■ Document excerpt:
Rhodesias and Nyasaland
In the Federation of Rhodesia and Nyasaland, race relations are as important as they are in South Africa on its southern border. This new semi-self-governing federation is directly exposed to the contagious influence of racism in South Africa. Although Europeans amount to only 3% of the population, it is the second largest “white settler” area in Africa south of the Sahara. At present it looks as if its future would depend importantly upon how fast its European leaders can prove to the Africans that the official goal of race partnership is a sincere purpose. But it will not be easy to persuade the segregation-minded whites to reverse their long-standing customs of racial aloofness.
Prime Minister Todd of Southern Rhodesia, with whom I had a number of conversations, believes that the Federation has about ten years in which to make a success—to insulate itself from South African racism and to become a workable democracy. He feels that Nyasaland, which is almost 100% black African, is the central problem because it was forced into the Federation over the opposition of its entire population to any form of association with the “white settlers” of Southern Rhodesia.
A “white settler” district is not an easy district for a liberal man like Mr. Todd to represent. His constituency contains some 600 voters—nearly all white. He estimates that one-third of them are “poor whites”. They are segregationist and anti-African—and a political road block to race partnership. One third are liberal and favor fast progress toward partnership. The middle third are easily frightened and sway from side to side. His problem is to bridge the gap between African and European thinking without losing his majority vote. If he fails he would be replaced by a less progressive [Page 33] representative, which would slow down the rate of progress toward “partnership”. That is the problem in all white settler districts, wherever they are. Their progress is conditioned by the reactions of the most unprogressive—and the danger is that this may prove too slow to keep up with African evolution.
Another leader who has to face a “white settler” electorate is Sir Roy Welensky, who is slated to become Prime Minister of the Federation in the near future.5 As one of the principal instigators of the new Federation, he is committed to race partnership, although his political life is dependent on the votes of the white miners of Northern Rhodesia (many of whom are South African Afrikaners) whose high pay is protected by the existence of an industrial color bar, which is the very opposite of race partnership. He told me that he could not deny that Africans would one day have complete control over the affairs of the Federal Government, and he spoke of the necessity of developing the Rhodesias as a buffer state, dedicated to race partnership, which could block Afrikaner race conflict from spreading north. But while these strictly private views may sound realistic and liberal, it is difficult to see how he can provide the necessary progressive leadership with the millstone of the white miners’ union around his neck.
The hard core, conservative side of “white settler” politics is found in the views of Mr. Van Eeden6—new leader of the opposition in the Federal Assembly. His recent election to the Federal Assembly was won on a pure white state-apartheid issue. Mr. Van Eeden describes apartheid in South Africa—and his adaptation of it to the Rhodesias—as a “military movement” to protect the white man from the imminent danger of being swamped in a sea of Africans. His political success illustrates the difficulty which “white settlerism” poses for Messrs. Todd and Welensky, whose leadership depends entirely on their ability to win “white” votes.
Altogether the political situation in the Federation does not hold much prospect for the early assumption of sovereign self-government. Too many white people will have to revise radically their thinking about their status in Africa—and it is not going to be easy for them. In the meantime, it is unthinkable that the British Parliament will confer sovereignty upon the Federation and make it [Page 34] eligible for membership in the British Commonwealth, until a majority of the Africans (negroes), particularly in Nyasaland, have changed their minds and expressed a desire to be included in the new nation. But the way things are shaping up, it is unlikely that race partnership can be brought about in time to create an effective barrier against the possible spread of South African racism, which was the original hope of the Federation founders.

■ Data segment:
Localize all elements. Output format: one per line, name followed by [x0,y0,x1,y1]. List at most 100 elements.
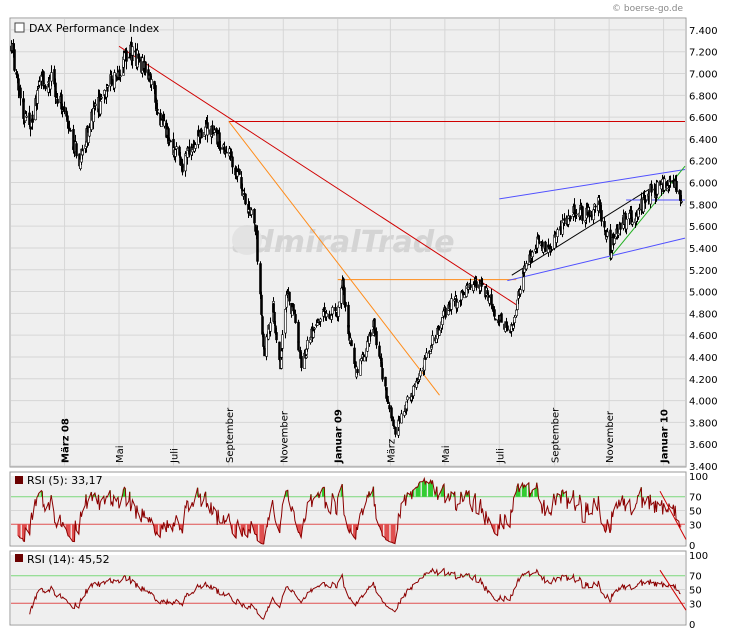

■ Task set:
**A.** Name every person the Rhodesias and Nyasaland excerpt identifies by name.
**B.** In the Rhodesias and Nyasaland excerpt, turn the paragraph beginning "A “white settler” district is not an easy district" into a short bulleted list that keeps its main facts.
**C.** Transcribe everything from "Altogether the political" down to "the Federation founders." in the Rhodesias and Nyasaland excerpt.

■ Answers to the problems:
**A.**
- Prime Minister Todd of Southern Rhodesia
- Sir Roy Welensky
- Mr. Van Eeden

**B.**
- A "white settler" district is hard for a liberal like Mr. Todd to represent.
- His constituency has about 600 voters, nearly all white.
- By his estimate, one-third are segregationist, anti-African "poor whites" who block race partnership.
- Another third are liberal and want fast progress toward partnership.
- The middle third are easily frightened and shift from side to side.
- He must bridge African and European thinking without losing his majority. If he fails, a less progressive representative would replace him and slow progress toward "partnership."
- All white settler districts face this. Their progress is set by the least progressive voters, and it may be too slow to keep up with African evolution.

**C.**
Altogether the political situation in the Federation does not hold much prospect for the early assumption of sovereign self-government. Too many white people will have to revise radically their thinking about their status in Africa—and it is not going to be easy for them. In the meantime, it is unthinkable that the British Parliament will confer sovereignty upon the Federation and make it [Page 34] eligible for membership in the British Commonwealth, until a majority of the Africans (negroes), particularly in Nyasaland, have changed their minds and expressed a desire to be included in the new nation. But the way things are shaping up, it is unlikely that race partnership can be brought about in time to create an effective barrier against the possible spread of South African racism, which was the original hope of the Federation founders.